Work to be completed ->
Scan the data below for the string "MINAS". Copy every line where it appears.

Collected data ->
■ ■ ■ ■ ■
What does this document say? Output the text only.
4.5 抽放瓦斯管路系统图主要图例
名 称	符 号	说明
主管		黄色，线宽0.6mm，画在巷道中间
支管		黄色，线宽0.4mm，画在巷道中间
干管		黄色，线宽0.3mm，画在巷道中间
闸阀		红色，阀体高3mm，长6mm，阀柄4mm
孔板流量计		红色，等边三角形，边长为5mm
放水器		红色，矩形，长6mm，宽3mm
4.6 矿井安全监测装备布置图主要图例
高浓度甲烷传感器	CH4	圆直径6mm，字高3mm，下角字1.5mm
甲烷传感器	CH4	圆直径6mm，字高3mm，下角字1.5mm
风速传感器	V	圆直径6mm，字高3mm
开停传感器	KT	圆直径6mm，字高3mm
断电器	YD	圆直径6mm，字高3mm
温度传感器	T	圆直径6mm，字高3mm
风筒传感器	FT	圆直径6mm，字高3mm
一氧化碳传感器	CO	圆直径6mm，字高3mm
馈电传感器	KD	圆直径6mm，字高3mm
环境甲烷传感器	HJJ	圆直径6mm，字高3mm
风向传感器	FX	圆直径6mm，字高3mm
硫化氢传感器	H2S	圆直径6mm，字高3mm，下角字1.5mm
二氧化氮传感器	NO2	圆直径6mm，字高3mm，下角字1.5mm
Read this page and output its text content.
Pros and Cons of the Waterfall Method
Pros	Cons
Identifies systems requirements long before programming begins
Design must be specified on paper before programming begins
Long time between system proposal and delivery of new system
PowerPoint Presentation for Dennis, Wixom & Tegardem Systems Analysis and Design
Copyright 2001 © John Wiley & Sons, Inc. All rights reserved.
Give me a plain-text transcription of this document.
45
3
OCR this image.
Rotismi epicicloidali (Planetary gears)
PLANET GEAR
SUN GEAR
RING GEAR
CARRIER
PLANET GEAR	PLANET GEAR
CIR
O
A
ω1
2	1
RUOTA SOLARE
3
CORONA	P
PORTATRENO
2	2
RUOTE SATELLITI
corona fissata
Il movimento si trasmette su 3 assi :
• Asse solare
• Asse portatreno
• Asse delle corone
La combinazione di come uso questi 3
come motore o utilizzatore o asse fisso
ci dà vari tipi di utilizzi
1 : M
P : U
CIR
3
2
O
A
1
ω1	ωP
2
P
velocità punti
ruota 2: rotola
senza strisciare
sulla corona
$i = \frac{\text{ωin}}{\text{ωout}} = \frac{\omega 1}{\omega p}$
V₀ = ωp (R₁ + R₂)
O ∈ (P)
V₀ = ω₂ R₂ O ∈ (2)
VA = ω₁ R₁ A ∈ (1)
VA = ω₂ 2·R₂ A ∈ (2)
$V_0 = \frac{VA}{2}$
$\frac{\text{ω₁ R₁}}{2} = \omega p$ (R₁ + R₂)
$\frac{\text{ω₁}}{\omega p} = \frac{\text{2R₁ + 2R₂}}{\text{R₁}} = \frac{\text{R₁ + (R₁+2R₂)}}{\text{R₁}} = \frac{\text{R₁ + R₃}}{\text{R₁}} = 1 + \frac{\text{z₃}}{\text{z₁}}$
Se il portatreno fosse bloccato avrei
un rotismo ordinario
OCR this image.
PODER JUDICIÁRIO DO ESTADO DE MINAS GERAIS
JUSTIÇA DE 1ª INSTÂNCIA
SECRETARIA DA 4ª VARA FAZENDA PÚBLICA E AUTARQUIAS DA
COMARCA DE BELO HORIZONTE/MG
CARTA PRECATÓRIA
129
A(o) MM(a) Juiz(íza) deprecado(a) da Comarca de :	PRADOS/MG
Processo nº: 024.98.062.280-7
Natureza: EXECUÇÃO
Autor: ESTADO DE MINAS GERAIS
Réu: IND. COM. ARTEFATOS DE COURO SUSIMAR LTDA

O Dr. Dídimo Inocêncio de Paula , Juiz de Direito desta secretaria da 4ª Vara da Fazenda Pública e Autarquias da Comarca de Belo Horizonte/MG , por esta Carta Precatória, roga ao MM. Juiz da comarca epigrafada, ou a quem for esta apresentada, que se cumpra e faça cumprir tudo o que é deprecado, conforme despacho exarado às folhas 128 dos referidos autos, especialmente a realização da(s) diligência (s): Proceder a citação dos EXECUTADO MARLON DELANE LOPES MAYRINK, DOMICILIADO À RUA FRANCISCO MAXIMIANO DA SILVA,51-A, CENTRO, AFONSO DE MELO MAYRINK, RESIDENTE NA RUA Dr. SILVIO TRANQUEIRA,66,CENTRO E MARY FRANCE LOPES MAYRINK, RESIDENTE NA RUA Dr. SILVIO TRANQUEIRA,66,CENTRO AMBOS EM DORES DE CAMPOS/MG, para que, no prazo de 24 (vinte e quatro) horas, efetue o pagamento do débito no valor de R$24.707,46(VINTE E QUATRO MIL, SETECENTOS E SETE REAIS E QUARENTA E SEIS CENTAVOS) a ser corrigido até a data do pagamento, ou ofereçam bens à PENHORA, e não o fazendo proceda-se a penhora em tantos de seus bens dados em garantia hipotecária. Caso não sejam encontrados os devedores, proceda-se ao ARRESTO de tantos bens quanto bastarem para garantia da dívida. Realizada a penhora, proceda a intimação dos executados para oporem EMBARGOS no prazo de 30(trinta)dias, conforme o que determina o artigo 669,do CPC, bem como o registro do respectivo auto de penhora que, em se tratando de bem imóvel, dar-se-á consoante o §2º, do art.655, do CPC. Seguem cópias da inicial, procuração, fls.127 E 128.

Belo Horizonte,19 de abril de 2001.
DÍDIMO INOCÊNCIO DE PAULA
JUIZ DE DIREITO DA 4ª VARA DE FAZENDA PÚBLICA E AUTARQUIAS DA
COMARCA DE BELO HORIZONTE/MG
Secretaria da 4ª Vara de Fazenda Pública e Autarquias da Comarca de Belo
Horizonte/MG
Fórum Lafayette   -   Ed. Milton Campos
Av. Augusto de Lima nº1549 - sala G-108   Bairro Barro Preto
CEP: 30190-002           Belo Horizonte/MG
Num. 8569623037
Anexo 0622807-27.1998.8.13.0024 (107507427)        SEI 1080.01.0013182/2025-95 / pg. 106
■ ■ ■ ■ ■
The solution ->
PODER JUDICIÁRIO DO ESTADO DE MINAS GERAIS
Autor: ESTADO DE MINAS GERAIS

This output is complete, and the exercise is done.